## start
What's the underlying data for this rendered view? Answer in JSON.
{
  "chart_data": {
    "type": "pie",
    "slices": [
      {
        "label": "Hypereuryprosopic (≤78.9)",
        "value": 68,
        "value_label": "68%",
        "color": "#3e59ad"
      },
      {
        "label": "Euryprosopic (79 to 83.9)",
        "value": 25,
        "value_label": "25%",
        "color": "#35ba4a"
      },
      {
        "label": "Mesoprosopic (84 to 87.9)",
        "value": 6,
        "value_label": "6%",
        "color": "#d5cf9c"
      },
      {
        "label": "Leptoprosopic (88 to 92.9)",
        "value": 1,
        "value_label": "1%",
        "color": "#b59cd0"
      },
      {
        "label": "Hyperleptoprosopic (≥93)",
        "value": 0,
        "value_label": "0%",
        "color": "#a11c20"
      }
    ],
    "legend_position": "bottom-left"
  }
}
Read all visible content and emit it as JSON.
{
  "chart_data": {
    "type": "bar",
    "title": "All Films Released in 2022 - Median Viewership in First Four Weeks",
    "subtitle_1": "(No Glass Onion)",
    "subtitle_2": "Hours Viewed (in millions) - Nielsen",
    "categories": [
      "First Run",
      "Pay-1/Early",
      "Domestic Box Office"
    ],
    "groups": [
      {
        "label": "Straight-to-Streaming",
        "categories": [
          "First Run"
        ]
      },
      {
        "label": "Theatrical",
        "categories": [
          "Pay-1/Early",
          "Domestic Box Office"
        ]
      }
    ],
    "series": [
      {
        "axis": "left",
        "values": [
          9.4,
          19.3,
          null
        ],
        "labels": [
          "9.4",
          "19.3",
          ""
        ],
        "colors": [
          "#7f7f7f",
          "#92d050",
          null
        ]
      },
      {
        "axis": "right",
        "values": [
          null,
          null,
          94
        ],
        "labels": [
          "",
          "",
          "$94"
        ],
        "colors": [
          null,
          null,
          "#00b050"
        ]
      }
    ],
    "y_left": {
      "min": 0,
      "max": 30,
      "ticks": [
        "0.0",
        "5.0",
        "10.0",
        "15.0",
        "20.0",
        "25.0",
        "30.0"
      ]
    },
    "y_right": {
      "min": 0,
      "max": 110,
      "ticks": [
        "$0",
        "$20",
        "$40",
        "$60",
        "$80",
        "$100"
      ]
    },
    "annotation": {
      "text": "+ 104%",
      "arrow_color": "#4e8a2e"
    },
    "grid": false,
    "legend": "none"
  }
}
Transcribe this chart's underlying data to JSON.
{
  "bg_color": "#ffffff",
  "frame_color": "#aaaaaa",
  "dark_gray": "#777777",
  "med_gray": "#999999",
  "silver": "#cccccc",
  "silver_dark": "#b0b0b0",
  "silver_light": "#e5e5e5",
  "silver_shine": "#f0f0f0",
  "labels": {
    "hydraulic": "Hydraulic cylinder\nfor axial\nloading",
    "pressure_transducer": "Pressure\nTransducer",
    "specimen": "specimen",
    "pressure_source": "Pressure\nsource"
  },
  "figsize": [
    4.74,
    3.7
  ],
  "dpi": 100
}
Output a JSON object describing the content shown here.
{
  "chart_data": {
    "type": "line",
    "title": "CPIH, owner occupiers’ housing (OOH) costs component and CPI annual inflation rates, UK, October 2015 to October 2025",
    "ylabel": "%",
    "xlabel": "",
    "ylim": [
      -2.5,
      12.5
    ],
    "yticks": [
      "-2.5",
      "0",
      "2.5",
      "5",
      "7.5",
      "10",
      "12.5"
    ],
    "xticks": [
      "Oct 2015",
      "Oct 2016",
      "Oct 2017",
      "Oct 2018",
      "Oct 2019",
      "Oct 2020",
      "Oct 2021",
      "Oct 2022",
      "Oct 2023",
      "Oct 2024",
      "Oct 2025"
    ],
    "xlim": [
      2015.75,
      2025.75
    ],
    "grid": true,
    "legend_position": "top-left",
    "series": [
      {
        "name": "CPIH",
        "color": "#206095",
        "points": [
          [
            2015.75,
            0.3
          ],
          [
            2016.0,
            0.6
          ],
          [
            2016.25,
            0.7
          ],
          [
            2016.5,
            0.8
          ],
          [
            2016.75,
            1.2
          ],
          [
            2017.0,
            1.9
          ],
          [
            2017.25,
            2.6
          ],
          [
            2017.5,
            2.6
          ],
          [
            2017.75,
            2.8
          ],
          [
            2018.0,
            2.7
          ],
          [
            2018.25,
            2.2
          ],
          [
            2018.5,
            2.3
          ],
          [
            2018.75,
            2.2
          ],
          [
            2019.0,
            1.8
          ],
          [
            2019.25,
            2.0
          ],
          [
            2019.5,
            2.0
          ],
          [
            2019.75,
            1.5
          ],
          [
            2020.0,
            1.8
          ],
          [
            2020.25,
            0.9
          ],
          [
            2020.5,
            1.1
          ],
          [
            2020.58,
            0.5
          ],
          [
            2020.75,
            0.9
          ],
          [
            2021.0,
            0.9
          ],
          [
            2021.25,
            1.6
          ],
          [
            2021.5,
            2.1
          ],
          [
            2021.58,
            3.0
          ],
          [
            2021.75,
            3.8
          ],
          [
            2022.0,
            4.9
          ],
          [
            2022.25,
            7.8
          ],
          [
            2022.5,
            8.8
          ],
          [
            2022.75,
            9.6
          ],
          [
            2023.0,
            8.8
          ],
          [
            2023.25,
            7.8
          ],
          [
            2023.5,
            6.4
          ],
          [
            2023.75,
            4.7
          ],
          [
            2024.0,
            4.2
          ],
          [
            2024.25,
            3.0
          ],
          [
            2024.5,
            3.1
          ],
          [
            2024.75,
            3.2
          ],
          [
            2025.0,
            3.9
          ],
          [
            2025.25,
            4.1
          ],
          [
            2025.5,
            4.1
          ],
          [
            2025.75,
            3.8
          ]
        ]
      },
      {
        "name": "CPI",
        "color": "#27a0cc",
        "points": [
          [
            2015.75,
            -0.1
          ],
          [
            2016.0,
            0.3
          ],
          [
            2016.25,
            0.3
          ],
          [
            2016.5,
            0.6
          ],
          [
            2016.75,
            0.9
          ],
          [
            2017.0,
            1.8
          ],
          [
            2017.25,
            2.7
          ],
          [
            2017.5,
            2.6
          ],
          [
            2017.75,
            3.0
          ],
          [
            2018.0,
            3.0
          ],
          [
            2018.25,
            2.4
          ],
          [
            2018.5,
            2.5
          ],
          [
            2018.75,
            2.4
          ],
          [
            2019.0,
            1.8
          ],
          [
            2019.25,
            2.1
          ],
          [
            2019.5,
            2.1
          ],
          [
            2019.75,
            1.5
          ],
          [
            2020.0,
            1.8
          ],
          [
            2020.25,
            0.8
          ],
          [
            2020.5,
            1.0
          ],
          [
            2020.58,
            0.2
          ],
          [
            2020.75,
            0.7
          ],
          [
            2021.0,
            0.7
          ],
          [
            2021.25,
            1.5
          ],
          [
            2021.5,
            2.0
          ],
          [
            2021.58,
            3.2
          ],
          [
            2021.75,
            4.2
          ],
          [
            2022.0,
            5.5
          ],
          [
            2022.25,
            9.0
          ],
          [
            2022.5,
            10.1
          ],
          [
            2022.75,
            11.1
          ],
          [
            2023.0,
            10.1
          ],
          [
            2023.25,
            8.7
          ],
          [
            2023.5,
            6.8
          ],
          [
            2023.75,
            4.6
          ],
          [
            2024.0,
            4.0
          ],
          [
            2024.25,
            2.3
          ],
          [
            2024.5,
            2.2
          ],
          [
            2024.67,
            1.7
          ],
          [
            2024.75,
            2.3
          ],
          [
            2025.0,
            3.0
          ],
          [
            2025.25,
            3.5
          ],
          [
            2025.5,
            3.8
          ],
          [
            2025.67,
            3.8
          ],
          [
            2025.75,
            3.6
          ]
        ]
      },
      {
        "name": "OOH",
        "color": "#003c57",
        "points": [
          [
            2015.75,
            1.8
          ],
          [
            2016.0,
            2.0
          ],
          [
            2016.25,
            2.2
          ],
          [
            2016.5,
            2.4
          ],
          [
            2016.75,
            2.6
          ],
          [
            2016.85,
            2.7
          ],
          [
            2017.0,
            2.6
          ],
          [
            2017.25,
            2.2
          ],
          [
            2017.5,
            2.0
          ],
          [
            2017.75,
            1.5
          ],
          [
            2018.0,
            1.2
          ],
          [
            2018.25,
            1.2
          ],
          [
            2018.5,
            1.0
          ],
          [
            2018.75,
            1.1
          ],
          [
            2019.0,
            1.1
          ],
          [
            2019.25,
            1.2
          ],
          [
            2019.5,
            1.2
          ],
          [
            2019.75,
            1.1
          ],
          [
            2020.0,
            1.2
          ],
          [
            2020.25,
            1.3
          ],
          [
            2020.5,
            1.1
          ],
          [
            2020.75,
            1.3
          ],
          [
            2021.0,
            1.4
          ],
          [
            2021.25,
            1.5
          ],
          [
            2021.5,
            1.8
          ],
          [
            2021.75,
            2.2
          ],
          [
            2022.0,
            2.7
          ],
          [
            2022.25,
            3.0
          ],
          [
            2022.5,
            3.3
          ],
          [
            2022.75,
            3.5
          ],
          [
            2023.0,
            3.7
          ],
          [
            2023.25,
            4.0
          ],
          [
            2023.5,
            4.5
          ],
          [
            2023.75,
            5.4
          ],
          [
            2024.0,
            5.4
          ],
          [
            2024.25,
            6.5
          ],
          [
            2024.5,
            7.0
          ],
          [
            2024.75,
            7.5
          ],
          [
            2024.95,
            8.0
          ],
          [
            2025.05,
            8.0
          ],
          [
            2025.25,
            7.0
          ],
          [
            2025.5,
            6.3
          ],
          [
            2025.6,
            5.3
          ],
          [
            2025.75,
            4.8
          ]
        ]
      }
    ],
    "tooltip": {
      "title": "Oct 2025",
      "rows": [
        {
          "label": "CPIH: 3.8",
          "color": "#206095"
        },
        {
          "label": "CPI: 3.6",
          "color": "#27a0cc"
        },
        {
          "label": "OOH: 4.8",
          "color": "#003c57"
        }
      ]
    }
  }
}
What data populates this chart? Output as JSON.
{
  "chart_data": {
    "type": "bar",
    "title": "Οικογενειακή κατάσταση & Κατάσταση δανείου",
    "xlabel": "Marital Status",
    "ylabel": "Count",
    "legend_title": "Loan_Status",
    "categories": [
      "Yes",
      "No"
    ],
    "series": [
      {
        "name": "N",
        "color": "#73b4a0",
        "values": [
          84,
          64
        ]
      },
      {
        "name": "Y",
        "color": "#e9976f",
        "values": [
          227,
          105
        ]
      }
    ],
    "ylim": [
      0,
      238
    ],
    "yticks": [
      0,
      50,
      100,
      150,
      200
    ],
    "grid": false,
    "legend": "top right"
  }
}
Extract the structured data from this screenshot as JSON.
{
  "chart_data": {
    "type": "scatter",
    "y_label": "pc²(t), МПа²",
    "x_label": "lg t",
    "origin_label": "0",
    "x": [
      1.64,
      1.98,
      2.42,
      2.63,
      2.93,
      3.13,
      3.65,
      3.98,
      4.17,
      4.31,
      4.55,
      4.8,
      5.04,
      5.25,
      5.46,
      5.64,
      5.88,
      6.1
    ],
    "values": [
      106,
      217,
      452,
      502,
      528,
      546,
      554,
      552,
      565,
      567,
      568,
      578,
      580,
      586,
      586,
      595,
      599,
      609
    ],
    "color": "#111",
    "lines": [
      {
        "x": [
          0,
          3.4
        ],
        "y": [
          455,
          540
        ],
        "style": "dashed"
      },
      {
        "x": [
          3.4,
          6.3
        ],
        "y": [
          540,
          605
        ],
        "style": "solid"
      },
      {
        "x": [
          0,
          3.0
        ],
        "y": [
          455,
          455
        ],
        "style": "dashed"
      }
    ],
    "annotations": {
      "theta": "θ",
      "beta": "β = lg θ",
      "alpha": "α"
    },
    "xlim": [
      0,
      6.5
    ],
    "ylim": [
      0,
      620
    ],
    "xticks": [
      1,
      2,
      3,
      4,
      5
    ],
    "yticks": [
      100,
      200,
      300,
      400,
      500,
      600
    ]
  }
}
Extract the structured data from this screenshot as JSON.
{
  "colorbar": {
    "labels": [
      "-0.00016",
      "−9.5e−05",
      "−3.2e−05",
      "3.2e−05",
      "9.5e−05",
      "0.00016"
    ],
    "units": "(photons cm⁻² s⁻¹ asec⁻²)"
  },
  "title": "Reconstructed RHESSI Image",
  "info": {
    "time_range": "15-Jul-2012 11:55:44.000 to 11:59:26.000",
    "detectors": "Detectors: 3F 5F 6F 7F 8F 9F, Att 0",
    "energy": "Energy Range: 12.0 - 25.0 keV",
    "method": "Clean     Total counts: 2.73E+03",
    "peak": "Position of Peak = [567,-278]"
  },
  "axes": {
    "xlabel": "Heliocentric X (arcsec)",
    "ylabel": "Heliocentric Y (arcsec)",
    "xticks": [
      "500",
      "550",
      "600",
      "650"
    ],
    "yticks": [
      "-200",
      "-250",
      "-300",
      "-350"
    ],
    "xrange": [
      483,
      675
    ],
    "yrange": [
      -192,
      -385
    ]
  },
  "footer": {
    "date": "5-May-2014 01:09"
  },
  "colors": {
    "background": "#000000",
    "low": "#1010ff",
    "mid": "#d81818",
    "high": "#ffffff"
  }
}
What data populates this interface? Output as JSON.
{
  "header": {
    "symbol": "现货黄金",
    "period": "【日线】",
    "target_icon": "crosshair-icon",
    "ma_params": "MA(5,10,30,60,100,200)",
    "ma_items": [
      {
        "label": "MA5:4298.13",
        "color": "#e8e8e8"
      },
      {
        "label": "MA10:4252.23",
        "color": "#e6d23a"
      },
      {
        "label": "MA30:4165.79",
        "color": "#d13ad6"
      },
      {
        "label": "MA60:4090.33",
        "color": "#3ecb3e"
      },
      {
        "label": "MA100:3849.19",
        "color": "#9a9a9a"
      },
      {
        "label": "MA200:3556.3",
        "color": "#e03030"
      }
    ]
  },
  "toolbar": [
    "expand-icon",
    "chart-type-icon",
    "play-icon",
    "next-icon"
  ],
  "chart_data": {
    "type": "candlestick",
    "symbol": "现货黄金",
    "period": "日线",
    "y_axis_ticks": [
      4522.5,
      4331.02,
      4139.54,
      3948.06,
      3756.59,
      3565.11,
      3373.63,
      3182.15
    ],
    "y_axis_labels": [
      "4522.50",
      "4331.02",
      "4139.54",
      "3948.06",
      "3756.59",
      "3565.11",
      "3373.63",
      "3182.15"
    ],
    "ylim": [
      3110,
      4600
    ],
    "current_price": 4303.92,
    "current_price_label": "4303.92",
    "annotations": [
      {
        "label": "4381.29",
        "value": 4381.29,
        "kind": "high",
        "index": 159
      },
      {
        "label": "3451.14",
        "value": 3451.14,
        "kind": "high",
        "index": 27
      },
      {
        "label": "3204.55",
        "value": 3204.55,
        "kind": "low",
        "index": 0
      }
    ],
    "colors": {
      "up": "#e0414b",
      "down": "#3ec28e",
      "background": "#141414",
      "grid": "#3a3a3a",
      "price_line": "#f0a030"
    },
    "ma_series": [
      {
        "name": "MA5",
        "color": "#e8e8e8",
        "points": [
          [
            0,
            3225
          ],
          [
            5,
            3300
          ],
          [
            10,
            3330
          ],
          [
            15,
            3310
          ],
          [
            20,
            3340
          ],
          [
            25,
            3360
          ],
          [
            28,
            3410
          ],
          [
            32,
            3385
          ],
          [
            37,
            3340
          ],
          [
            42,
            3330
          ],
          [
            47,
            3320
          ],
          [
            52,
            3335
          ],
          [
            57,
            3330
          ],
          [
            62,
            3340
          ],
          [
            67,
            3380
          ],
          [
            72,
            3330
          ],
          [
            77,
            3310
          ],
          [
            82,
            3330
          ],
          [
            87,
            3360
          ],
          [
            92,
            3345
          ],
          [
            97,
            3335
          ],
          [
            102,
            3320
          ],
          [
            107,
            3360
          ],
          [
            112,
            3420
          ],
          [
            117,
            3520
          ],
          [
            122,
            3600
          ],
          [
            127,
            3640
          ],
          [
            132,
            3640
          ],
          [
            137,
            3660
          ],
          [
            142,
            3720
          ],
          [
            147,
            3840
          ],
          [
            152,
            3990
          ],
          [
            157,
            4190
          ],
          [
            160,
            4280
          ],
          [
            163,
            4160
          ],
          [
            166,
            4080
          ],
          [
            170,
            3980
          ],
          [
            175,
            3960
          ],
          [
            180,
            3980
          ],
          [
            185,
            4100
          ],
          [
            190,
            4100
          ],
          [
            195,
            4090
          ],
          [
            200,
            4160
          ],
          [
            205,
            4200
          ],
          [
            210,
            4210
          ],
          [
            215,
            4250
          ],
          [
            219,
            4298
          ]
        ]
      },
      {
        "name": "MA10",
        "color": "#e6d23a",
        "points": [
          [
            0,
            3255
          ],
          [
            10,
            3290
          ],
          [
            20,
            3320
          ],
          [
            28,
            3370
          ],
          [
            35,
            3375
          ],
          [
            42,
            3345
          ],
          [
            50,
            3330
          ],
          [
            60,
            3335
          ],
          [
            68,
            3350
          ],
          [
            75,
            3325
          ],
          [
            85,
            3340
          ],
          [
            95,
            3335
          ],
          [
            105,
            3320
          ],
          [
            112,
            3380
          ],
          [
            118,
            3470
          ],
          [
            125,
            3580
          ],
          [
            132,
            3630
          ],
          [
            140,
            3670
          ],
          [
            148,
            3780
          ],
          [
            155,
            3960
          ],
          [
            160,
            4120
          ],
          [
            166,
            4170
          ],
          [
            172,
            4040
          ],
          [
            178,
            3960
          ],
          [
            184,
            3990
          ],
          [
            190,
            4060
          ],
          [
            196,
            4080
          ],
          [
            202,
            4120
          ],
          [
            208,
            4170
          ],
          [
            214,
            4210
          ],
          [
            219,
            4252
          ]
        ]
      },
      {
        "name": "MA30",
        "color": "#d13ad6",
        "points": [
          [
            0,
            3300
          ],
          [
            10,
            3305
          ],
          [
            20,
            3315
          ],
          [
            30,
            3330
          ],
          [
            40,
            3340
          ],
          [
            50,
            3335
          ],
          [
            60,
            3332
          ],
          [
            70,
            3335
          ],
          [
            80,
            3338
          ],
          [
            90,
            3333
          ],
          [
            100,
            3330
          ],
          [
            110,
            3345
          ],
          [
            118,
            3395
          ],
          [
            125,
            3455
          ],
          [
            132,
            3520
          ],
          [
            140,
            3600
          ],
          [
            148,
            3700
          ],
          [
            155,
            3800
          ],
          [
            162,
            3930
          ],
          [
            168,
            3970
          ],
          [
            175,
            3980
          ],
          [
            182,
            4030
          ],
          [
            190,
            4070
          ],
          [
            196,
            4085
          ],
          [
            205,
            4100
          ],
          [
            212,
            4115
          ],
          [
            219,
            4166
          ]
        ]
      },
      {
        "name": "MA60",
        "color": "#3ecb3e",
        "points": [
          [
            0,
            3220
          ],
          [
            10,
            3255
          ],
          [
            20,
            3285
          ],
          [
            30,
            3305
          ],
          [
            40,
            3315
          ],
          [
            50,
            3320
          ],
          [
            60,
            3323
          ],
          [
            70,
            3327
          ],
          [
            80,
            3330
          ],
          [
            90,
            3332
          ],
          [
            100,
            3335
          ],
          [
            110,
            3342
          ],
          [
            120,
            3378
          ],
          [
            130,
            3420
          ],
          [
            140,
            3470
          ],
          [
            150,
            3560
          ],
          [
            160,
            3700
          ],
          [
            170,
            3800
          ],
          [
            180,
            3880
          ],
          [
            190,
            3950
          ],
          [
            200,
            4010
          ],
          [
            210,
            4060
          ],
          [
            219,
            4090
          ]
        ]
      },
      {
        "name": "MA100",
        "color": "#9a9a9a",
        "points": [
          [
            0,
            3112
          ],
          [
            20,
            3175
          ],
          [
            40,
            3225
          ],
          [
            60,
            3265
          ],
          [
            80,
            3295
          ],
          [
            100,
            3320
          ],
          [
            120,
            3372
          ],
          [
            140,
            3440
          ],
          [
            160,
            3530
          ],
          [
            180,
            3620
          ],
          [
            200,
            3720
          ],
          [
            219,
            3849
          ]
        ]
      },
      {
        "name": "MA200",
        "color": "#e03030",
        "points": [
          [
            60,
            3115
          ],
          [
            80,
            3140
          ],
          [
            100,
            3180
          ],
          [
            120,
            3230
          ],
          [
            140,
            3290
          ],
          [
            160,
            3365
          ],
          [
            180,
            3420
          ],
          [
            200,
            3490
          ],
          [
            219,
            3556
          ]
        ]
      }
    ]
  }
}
## end
Pick out and copy the lines of the entries that hold the string "ylabel".

    "ylabel": "%",
    "ylabel": "Count",
    "ylabel": "Heliocentric Y (arcsec)",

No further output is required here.